*EXERCISE INSTRUCTIONS*
Copy the stretch of the entries from their beginning through the line "The sheet 2 is at (350, 443).". Leave the pictures out of your copy.

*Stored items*
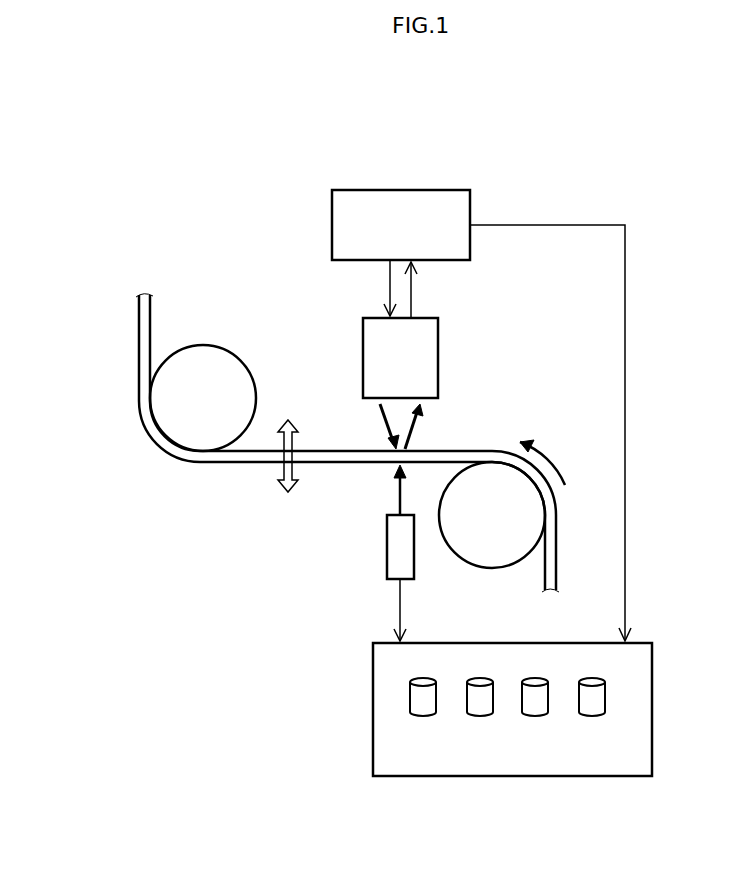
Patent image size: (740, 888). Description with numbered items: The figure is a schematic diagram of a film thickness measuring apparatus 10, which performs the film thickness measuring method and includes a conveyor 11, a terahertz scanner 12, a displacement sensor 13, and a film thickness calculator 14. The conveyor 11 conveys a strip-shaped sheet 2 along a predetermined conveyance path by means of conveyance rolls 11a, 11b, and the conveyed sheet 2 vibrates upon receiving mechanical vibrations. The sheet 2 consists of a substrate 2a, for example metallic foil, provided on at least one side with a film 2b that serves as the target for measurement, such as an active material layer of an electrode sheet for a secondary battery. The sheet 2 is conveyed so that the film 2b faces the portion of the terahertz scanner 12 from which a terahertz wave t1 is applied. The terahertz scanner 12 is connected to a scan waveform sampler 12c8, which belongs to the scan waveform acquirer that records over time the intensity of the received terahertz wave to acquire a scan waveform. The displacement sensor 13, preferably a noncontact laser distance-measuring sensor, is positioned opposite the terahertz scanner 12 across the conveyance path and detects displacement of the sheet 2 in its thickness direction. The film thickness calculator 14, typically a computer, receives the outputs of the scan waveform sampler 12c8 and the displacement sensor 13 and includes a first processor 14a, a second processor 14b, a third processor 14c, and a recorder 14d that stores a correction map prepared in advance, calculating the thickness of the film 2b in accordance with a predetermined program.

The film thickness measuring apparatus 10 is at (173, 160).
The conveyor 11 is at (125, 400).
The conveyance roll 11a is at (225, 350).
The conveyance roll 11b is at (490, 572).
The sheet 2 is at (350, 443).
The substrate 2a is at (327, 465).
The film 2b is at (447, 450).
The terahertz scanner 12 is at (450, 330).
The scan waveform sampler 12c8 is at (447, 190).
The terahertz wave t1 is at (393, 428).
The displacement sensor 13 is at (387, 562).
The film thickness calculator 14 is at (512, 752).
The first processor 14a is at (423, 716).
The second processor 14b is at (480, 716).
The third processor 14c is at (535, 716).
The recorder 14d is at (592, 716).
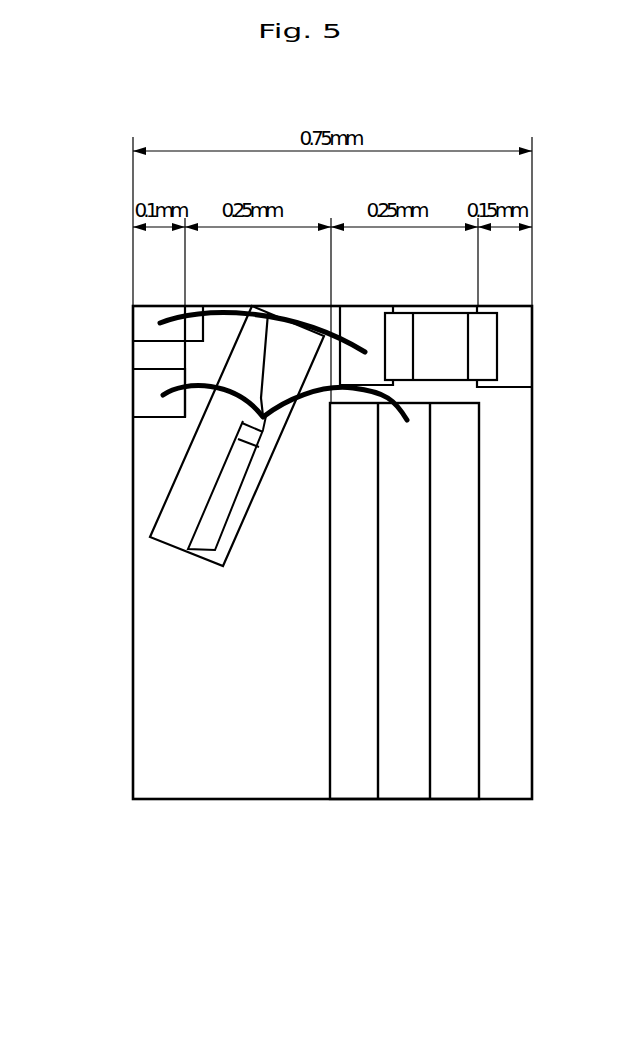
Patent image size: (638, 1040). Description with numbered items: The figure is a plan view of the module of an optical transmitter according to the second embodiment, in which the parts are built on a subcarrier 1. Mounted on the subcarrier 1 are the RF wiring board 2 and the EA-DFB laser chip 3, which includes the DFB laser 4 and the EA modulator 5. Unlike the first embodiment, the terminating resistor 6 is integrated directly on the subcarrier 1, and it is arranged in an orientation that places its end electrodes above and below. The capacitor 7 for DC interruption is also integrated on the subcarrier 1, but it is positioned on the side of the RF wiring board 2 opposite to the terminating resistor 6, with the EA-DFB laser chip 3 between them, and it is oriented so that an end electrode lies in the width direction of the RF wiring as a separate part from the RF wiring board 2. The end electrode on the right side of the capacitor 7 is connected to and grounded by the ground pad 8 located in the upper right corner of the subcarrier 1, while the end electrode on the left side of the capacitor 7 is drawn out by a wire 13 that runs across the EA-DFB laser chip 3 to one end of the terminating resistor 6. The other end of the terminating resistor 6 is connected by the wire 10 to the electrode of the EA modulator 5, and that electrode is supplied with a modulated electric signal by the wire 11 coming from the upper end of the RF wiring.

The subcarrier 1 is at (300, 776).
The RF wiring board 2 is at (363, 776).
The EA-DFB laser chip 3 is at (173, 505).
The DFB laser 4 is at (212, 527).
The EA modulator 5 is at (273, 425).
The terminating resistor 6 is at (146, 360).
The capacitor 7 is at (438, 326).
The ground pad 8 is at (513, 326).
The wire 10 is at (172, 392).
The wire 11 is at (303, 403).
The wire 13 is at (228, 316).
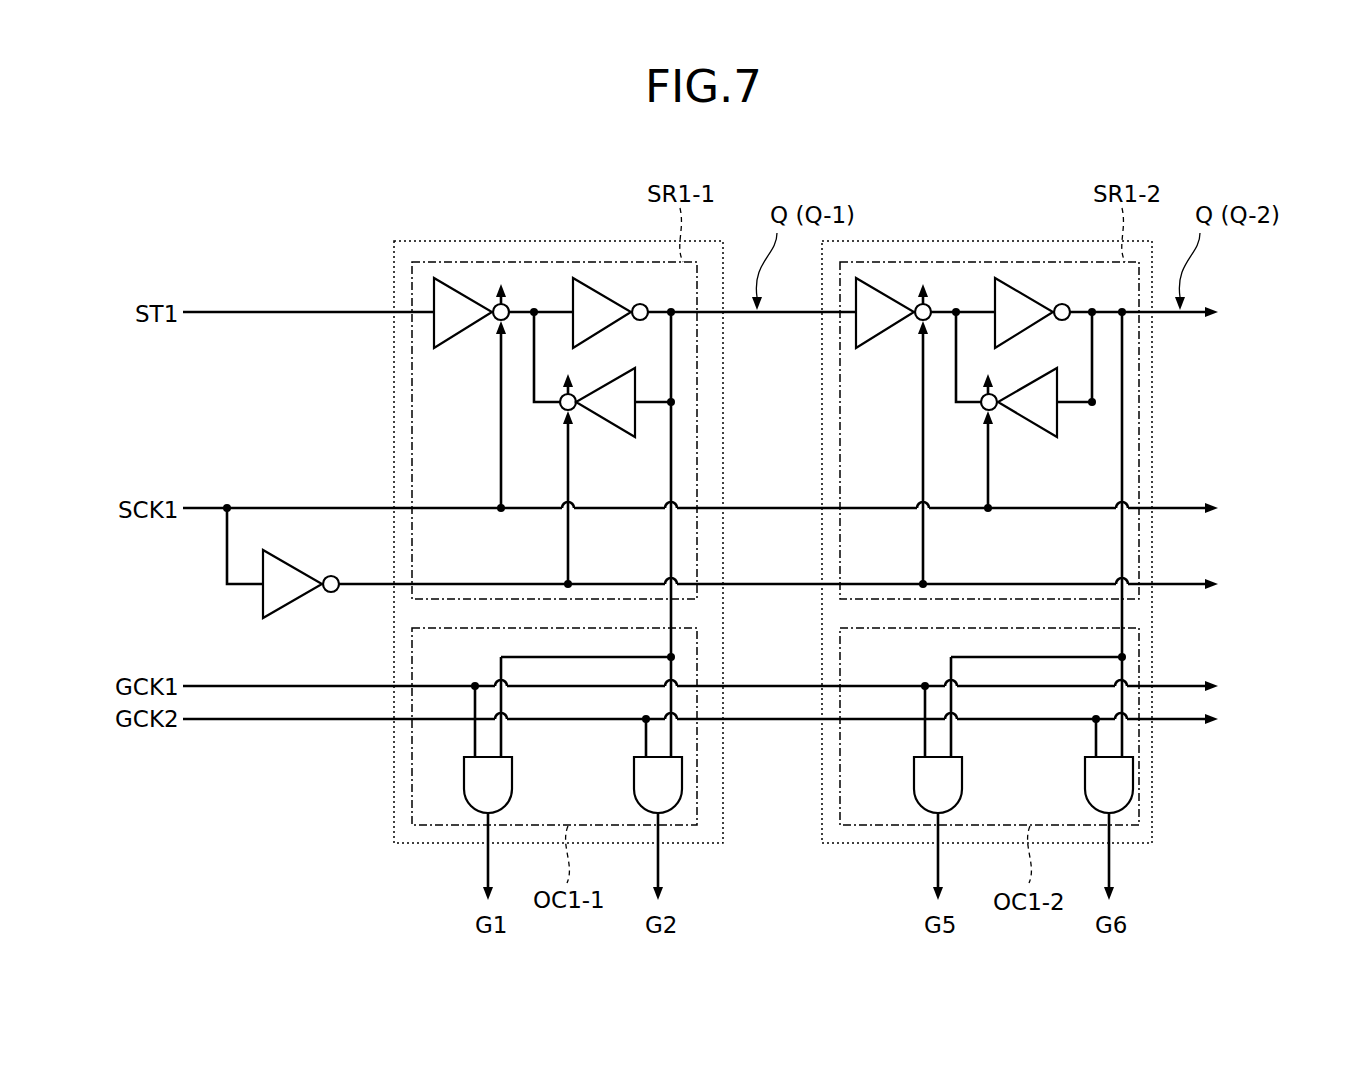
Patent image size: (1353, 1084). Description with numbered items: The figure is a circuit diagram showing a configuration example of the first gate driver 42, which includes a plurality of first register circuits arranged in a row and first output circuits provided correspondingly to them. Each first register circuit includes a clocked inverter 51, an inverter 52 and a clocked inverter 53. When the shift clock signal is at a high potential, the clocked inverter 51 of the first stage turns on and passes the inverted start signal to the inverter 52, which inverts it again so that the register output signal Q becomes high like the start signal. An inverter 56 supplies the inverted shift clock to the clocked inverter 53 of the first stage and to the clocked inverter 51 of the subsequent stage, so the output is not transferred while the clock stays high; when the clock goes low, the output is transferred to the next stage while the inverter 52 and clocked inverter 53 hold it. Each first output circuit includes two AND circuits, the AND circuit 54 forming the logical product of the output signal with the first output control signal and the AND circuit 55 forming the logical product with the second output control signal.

*RESPONSE TO THIS EXERCISE*
Patent image size: (740, 888). Description with numbered items: The figure is a schematic diagram of a film thickness measuring apparatus 10, which performs the film thickness measuring method and includes a conveyor 11, a terahertz scanner 12, a displacement sensor 13, and a film thickness calculator 14. The conveyor 11 conveys a strip-shaped sheet 2 along a predetermined conveyance path by means of conveyance rolls 11a, 11b, and the conveyed sheet 2 vibrates upon receiving mechanical vibrations. The sheet 2 consists of a substrate 2a, for example metallic foil, provided on at least one side with a film 2b that serves as the target for measurement, such as an active material layer of an electrode sheet for a secondary battery. The sheet 2 is conveyed so that the film 2b faces the portion of the terahertz scanner 12 from which a terahertz wave t1 is applied. The terahertz scanner 12 is connected to a scan waveform sampler 12c8, which belongs to the scan waveform acquirer that records over time the intensity of the received terahertz wave to acquire a scan waveform. The displacement sensor 13, preferably a noncontact laser distance-measuring sensor, is positioned opposite the terahertz scanner 12 across the conveyance path and detects displacement of the sheet 2 in its thickness direction. The film thickness calculator 14, typically a computer, receives the outputs of the scan waveform sampler 12c8 and the displacement sensor 13 and includes a first processor 14a, a second processor 14b, a third processor 14c, and a recorder 14d that stores a correction map prepared in advance, calculating the thickness of the film 2b in accordance with a predetermined program.

The film thickness measuring apparatus 10 is at (173, 160).
The conveyor 11 is at (125, 400).
The conveyance roll 11a is at (225, 350).
The conveyance roll 11b is at (490, 572).
The sheet 2 is at (350, 443).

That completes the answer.